*Prompt*.
Retype these records line for line, leaving out the pictures.

BEGIN The records

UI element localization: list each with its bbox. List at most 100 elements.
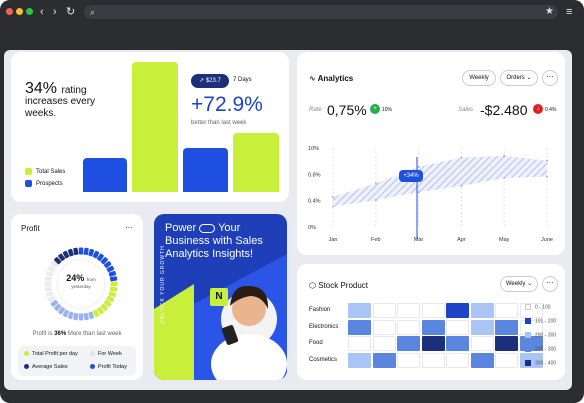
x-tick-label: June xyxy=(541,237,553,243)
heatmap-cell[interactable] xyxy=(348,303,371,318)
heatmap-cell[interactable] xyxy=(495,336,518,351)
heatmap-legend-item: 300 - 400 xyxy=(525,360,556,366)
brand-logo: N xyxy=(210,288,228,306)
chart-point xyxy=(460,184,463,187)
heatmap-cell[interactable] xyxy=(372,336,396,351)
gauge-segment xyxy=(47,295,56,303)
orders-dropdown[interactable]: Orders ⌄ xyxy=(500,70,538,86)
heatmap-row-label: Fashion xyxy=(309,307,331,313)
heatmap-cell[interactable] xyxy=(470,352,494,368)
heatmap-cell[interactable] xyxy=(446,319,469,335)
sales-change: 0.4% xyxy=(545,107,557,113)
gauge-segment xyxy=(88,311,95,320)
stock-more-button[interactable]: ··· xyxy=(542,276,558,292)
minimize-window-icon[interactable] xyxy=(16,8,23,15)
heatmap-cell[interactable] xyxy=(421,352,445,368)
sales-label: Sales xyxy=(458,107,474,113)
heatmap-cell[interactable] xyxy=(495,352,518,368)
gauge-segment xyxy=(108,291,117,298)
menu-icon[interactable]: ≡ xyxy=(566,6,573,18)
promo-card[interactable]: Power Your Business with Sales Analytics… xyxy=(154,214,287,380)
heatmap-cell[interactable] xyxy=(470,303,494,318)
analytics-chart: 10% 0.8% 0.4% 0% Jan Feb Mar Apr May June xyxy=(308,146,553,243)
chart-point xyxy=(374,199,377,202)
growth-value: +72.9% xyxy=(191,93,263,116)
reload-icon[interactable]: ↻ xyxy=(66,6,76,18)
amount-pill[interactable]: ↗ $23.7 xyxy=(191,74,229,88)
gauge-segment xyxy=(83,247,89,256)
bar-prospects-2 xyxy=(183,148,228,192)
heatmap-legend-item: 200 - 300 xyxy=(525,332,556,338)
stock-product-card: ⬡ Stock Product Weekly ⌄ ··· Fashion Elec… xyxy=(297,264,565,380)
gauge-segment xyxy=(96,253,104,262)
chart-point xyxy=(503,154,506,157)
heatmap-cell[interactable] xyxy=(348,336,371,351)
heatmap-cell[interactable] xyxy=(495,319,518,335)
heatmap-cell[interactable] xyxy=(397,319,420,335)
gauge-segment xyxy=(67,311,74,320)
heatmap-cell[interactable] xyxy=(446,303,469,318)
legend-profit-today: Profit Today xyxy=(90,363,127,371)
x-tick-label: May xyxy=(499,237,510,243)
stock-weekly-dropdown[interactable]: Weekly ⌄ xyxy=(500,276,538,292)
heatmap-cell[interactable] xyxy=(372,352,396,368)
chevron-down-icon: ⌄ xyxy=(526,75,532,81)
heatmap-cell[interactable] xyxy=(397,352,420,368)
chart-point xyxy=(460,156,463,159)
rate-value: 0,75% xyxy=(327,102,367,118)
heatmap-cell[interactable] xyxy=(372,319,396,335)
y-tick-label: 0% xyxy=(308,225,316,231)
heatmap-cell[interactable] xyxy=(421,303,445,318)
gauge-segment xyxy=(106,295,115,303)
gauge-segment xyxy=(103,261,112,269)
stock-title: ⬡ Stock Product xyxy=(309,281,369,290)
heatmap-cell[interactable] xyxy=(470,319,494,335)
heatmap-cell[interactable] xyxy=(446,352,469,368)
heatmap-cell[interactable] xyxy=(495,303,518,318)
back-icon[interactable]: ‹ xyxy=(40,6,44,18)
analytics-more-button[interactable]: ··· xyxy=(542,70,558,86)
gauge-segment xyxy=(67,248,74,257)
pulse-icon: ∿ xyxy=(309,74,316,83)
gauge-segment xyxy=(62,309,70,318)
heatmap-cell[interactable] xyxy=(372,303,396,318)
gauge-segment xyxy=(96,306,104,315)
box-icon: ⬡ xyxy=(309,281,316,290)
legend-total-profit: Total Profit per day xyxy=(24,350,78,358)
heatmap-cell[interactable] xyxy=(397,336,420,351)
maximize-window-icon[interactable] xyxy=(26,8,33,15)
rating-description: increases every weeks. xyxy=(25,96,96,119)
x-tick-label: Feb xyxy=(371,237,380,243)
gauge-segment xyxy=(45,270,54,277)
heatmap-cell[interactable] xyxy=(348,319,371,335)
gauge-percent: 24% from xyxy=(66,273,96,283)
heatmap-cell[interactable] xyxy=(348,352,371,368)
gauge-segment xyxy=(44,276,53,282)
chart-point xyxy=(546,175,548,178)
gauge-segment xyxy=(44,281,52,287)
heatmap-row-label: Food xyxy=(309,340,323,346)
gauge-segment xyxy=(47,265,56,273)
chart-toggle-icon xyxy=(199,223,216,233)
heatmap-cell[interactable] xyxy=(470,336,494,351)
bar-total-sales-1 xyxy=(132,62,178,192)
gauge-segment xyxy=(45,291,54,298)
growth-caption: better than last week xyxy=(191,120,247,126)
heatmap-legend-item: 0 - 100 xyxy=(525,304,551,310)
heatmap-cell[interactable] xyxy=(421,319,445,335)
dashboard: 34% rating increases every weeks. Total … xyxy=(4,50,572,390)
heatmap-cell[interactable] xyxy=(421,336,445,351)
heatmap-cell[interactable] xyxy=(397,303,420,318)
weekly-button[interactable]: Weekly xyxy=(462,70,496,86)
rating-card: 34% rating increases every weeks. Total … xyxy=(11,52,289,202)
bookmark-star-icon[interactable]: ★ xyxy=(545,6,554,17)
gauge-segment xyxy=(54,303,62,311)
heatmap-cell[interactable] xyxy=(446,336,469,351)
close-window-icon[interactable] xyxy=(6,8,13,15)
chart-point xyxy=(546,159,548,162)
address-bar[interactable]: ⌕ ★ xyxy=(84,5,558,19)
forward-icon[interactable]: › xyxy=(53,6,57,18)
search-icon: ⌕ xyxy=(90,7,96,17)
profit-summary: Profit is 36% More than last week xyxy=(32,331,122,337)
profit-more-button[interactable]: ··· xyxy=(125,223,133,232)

END The records

*Answer to this task*.
UI element localization: list each with its bbox. List at most 100 elements.
x-tick-label: June xyxy=(541,237,553,243)
heatmap-cell[interactable] xyxy=(348,303,371,318)
heatmap-cell[interactable] xyxy=(495,336,518,351)
heatmap-legend-item: 300 - 400 xyxy=(525,360,556,366)
brand-logo: N xyxy=(210,288,228,306)
chart-point xyxy=(460,184,463,187)
heatmap-cell[interactable] xyxy=(372,336,396,351)
gauge-segment xyxy=(47,295,56,303)
orders-dropdown[interactable]: Orders ⌄ xyxy=(500,70,538,86)
heatmap-row-label: Fashion xyxy=(309,307,331,313)
heatmap-cell[interactable] xyxy=(470,352,494,368)
heatmap-cell[interactable] xyxy=(446,319,469,335)
sales-change: 0.4% xyxy=(545,107,557,113)
gauge-segment xyxy=(88,311,95,320)
stock-more-button[interactable]: ··· xyxy=(542,276,558,292)
minimize-window-icon[interactable] xyxy=(16,8,23,15)
heatmap-cell[interactable] xyxy=(421,352,445,368)
sales-label: Sales xyxy=(458,107,474,113)
heatmap-cell[interactable] xyxy=(495,352,518,368)
gauge-segment xyxy=(108,291,117,298)
menu-icon[interactable]: ≡ xyxy=(566,6,573,18)
promo-card[interactable]: Power Your Business with Sales Analytics… xyxy=(154,214,287,380)
heatmap-cell[interactable] xyxy=(470,303,494,318)
analytics-chart: 10% 0.8% 0.4% 0% Jan Feb Mar Apr May June xyxy=(308,146,553,243)
chart-point xyxy=(374,199,377,202)
growth-value: +72.9% xyxy=(191,93,263,116)
reload-icon[interactable]: ↻ xyxy=(66,6,76,18)
amount-pill[interactable]: ↗ $23.7 xyxy=(191,74,229,88)
gauge-segment xyxy=(83,247,89,256)
bar-prospects-2 xyxy=(183,148,228,192)
heatmap-legend-item: 200 - 300 xyxy=(525,332,556,338)
stock-product-card: ⬡ Stock Product Weekly ⌄ ··· Fashion Elec… xyxy=(297,264,565,380)
gauge-segment xyxy=(96,253,104,262)
chart-point xyxy=(503,154,506,157)
heatmap-cell[interactable] xyxy=(348,336,371,351)
heatmap-cell[interactable] xyxy=(495,319,518,335)
heatmap-cell[interactable] xyxy=(397,319,420,335)
gauge-segment xyxy=(67,311,74,320)
heatmap-cell[interactable] xyxy=(446,303,469,318)
legend-profit-today: Profit Today xyxy=(90,363,127,371)
x-tick-label: May xyxy=(499,237,510,243)
stock-weekly-dropdown[interactable]: Weekly ⌄ xyxy=(500,276,538,292)
heatmap-cell[interactable] xyxy=(372,352,396,368)
chevron-down-icon: ⌄ xyxy=(526,75,532,81)
heatmap-cell[interactable] xyxy=(397,352,420,368)
chart-point xyxy=(460,156,463,159)
rate-value: 0,75% xyxy=(327,102,367,118)
heatmap-cell[interactable] xyxy=(372,319,396,335)
y-tick-label: 0% xyxy=(308,225,316,231)
heatmap-cell[interactable] xyxy=(421,303,445,318)
gauge-segment xyxy=(106,295,115,303)
gauge-segment xyxy=(103,261,112,269)
stock-title: ⬡ Stock Product xyxy=(309,281,369,290)
heatmap-cell[interactable] xyxy=(470,319,494,335)
heatmap-cell[interactable] xyxy=(446,352,469,368)
heatmap-cell[interactable] xyxy=(495,303,518,318)
back-icon[interactable]: ‹ xyxy=(40,6,44,18)
analytics-more-button[interactable]: ··· xyxy=(542,70,558,86)
gauge-segment xyxy=(67,248,74,257)
pulse-icon: ∿ xyxy=(309,74,316,83)
gauge-segment xyxy=(62,309,70,318)
heatmap-cell[interactable] xyxy=(372,303,396,318)
gauge-segment xyxy=(96,306,104,315)
box-icon: ⬡ xyxy=(309,281,316,290)
legend-total-profit: Total Profit per day xyxy=(24,350,78,358)
heatmap-cell[interactable] xyxy=(397,336,420,351)
maximize-window-icon[interactable] xyxy=(26,8,33,15)
rating-description: increases every weeks. xyxy=(25,96,96,119)
x-tick-label: Feb xyxy=(371,237,380,243)
gauge-segment xyxy=(45,270,54,277)
heatmap-cell[interactable] xyxy=(348,319,371,335)
gauge-percent: 24% from xyxy=(66,273,96,283)
heatmap-cell[interactable] xyxy=(348,352,371,368)
gauge-segment xyxy=(44,276,53,282)
chart-point xyxy=(546,175,548,178)
gauge-segment xyxy=(44,281,52,287)
heatmap-row-label: Food xyxy=(309,340,323,346)
gauge-segment xyxy=(47,265,56,273)
chart-toggle-icon xyxy=(199,223,216,233)
heatmap-cell[interactable] xyxy=(470,336,494,351)
bar-total-sales-1 xyxy=(132,62,178,192)
gauge-segment xyxy=(45,291,54,298)
growth-caption: better than last week xyxy=(191,120,247,126)
heatmap-legend-item: 0 - 100 xyxy=(525,304,551,310)
heatmap-cell[interactable] xyxy=(421,319,445,335)
dashboard: 34% rating increases every weeks. Total … xyxy=(4,50,572,390)
heatmap-cell[interactable] xyxy=(421,336,445,351)
heatmap-cell[interactable] xyxy=(397,303,420,318)
weekly-button[interactable]: Weekly xyxy=(462,70,496,86)
rating-card: 34% rating increases every weeks. Total … xyxy=(11,52,289,202)
bookmark-star-icon[interactable]: ★ xyxy=(545,6,554,17)
gauge-segment xyxy=(54,303,62,311)
heatmap-cell[interactable] xyxy=(446,336,469,351)
close-window-icon[interactable] xyxy=(6,8,13,15)
chart-point xyxy=(546,159,548,162)
address-bar[interactable]: ⌕ ★ xyxy=(84,5,558,19)
forward-icon[interactable]: › xyxy=(53,6,57,18)
search-icon: ⌕ xyxy=(90,7,96,17)
profit-summary: Profit is 36% More than last week xyxy=(32,331,122,337)
profit-more-button[interactable]: ··· xyxy=(125,223,133,232)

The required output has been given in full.